State the number of lines that hold the string "JSON", with nothing added.
** BEGIN Stored rows **
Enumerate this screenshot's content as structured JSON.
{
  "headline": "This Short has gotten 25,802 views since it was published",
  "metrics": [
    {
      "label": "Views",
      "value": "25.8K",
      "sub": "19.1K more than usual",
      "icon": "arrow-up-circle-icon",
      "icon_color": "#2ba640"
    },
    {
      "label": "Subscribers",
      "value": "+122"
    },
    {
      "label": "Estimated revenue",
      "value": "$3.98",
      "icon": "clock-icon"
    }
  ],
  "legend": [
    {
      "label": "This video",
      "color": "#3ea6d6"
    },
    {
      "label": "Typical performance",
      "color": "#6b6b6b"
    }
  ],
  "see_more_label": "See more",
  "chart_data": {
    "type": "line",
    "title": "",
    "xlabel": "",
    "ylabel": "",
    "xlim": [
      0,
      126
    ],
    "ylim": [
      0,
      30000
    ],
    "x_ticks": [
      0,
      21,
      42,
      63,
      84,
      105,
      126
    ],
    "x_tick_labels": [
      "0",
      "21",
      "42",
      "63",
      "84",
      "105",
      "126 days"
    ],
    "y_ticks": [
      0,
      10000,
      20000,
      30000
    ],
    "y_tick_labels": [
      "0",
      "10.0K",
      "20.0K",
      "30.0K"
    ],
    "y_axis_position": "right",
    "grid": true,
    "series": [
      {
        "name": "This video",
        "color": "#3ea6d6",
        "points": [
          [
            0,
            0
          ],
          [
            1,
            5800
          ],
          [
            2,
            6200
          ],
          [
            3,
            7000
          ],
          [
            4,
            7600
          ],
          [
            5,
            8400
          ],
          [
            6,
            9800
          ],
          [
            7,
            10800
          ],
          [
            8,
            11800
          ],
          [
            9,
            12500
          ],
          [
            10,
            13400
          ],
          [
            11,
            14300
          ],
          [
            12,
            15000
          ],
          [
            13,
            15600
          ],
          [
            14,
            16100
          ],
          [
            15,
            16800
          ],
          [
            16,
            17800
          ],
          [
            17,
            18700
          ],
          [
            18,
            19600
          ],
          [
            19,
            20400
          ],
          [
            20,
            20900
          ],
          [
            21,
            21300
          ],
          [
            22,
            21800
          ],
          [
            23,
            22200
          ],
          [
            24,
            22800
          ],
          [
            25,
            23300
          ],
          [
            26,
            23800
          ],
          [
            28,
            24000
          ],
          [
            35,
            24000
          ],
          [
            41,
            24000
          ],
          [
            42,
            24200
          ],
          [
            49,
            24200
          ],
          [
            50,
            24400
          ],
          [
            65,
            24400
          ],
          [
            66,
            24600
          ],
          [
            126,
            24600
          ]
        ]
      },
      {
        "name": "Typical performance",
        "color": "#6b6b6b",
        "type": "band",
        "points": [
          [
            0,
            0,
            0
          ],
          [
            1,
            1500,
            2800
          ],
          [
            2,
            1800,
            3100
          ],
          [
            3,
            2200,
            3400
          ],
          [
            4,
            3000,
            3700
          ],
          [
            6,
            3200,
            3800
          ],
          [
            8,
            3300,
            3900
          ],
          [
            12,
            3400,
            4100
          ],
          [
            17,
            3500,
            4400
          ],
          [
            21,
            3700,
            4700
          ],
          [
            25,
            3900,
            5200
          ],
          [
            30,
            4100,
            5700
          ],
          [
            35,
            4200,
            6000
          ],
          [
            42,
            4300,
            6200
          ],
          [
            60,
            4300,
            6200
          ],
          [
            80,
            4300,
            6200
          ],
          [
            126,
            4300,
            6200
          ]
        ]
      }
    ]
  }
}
** END Stored rows **
** BEGIN Stored rows **
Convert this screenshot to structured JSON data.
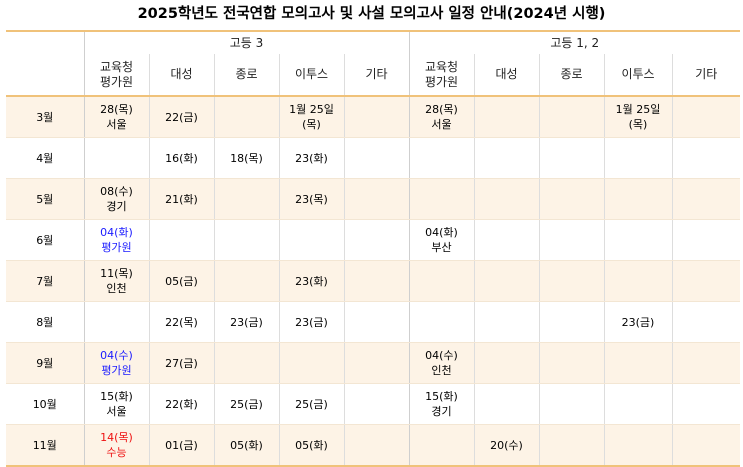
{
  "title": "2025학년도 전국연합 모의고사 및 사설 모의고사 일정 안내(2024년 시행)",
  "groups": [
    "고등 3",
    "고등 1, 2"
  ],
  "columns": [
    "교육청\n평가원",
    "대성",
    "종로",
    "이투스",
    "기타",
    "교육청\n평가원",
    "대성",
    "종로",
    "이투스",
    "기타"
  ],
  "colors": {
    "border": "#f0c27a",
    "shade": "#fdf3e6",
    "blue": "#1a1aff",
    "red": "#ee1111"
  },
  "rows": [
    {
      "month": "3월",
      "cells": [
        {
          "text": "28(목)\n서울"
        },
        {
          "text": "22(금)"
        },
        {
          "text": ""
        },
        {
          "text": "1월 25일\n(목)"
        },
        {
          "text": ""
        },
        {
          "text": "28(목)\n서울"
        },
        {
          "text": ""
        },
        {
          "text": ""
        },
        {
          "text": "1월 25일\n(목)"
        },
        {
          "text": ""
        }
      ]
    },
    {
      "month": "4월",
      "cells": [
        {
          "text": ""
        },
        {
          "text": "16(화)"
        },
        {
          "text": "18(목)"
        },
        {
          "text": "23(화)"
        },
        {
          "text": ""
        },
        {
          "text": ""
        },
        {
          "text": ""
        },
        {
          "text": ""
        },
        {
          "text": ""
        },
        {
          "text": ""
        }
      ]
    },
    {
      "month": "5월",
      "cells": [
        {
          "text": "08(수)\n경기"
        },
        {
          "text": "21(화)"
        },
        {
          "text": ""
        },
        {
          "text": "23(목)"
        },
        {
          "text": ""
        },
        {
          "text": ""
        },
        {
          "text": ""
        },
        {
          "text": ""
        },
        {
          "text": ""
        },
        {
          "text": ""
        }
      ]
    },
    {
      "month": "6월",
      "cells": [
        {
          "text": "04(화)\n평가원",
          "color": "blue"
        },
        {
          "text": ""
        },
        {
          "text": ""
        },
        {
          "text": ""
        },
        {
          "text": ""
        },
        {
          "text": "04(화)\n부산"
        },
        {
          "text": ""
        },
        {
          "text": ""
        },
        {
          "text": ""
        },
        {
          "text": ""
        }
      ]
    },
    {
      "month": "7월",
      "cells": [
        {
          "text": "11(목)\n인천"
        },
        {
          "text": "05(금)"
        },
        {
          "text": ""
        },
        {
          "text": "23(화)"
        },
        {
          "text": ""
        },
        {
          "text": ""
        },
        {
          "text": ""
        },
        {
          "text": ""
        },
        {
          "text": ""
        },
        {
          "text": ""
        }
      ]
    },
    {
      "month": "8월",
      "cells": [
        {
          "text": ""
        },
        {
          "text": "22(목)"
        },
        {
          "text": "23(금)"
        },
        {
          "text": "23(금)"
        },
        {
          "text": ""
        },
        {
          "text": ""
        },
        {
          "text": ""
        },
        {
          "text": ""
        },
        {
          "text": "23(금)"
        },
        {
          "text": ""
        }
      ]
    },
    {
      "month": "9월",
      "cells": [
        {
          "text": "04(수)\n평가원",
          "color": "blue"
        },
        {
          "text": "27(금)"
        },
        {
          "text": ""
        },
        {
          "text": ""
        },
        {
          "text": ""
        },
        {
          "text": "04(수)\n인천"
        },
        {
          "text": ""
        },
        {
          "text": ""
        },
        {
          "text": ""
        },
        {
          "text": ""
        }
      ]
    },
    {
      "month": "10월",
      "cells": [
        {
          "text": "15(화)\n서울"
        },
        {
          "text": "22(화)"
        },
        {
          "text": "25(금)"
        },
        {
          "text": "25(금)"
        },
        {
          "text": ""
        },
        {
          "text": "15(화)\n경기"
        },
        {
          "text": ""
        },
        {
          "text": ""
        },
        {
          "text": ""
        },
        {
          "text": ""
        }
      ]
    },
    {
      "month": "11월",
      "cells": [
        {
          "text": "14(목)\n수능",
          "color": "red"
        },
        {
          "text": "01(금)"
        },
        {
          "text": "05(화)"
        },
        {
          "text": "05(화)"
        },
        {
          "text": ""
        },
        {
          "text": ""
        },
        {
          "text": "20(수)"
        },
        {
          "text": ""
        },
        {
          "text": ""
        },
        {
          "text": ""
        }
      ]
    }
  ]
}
** END Stored rows **
** BEGIN Stored rows **
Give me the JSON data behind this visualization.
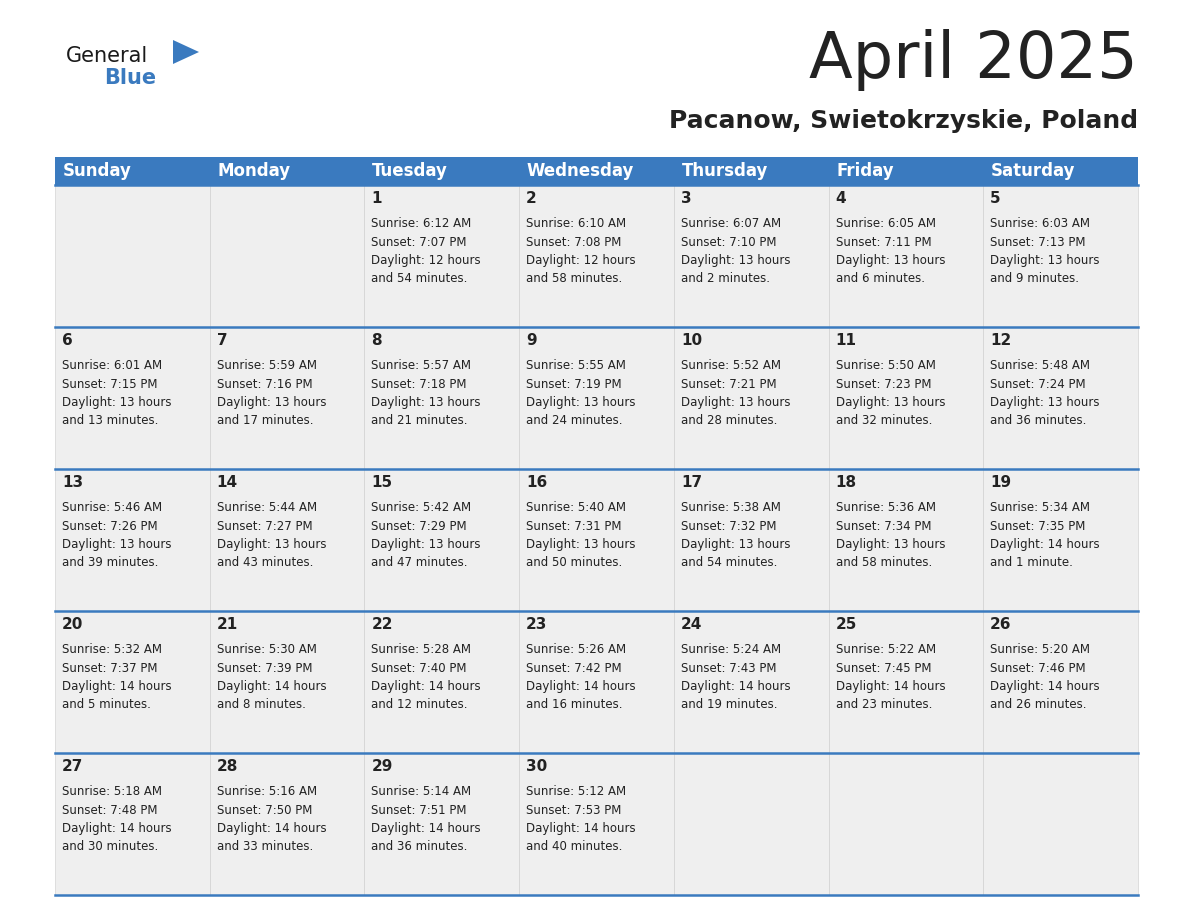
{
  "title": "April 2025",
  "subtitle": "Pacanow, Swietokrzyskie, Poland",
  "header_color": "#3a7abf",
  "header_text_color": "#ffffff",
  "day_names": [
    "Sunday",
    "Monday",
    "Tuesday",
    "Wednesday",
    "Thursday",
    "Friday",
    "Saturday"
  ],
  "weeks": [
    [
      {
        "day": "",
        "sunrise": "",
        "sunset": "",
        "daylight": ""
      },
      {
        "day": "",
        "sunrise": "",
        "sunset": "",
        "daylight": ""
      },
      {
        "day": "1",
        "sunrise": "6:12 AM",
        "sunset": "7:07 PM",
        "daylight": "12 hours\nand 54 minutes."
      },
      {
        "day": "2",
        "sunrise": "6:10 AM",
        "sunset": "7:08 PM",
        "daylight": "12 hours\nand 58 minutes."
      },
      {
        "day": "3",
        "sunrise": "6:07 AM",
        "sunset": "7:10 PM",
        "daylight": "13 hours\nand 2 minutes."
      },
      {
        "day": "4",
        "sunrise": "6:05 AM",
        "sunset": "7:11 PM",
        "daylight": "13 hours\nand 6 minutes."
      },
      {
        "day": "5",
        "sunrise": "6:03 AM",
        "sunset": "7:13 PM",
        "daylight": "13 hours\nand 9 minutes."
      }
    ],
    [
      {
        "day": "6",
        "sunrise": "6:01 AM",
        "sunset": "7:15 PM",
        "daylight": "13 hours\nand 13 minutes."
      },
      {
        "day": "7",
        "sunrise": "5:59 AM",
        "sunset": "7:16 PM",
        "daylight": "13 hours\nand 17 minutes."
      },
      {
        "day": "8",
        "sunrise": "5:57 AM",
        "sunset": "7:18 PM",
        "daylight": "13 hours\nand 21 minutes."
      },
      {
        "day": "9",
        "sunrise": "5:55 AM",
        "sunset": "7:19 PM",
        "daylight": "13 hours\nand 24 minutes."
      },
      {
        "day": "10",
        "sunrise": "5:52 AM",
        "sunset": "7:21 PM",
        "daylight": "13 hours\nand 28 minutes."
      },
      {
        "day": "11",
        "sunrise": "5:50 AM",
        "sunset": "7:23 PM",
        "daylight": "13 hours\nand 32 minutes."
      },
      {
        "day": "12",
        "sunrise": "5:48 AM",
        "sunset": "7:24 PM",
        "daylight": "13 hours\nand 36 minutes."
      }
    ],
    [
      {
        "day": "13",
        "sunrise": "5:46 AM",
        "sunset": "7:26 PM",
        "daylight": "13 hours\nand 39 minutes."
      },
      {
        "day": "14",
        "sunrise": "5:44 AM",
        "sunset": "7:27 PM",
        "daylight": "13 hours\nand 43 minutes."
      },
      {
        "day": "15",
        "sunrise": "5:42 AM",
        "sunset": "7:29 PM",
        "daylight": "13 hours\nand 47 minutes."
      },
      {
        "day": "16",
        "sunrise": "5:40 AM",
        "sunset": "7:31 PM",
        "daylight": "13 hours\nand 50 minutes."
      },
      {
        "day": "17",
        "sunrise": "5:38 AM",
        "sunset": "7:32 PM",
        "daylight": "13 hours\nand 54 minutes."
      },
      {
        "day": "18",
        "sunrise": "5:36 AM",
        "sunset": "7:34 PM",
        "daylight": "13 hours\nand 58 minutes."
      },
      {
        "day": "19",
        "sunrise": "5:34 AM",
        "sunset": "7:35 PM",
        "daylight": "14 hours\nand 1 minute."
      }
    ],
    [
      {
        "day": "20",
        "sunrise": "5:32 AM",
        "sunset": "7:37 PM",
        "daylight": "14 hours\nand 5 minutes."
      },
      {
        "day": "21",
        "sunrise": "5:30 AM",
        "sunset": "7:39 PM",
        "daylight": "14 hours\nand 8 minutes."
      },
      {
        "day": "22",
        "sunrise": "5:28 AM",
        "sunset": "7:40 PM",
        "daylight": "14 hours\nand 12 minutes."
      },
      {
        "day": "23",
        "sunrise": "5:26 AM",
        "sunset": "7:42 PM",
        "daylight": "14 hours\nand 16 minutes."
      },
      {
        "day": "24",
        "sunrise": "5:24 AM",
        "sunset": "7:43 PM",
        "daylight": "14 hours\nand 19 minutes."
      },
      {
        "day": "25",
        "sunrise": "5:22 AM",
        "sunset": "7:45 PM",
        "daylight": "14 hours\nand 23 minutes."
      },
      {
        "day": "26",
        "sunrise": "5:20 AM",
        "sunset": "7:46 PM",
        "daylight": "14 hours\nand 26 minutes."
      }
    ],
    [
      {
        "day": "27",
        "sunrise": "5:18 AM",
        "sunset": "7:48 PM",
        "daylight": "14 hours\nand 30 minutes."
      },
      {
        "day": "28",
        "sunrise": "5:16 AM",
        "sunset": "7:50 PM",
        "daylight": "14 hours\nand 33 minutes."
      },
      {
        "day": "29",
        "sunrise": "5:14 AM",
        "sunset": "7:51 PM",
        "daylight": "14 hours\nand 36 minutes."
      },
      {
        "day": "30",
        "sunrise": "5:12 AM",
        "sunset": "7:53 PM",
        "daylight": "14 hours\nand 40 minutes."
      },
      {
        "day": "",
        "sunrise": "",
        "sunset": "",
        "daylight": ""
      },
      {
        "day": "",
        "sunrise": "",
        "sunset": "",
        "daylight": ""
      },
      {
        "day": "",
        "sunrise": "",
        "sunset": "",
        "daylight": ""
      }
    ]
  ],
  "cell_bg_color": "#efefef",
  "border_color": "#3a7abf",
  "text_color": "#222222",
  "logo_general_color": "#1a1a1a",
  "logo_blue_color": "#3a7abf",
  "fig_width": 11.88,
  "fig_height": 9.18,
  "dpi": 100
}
** END Stored rows **
• _In response_: 3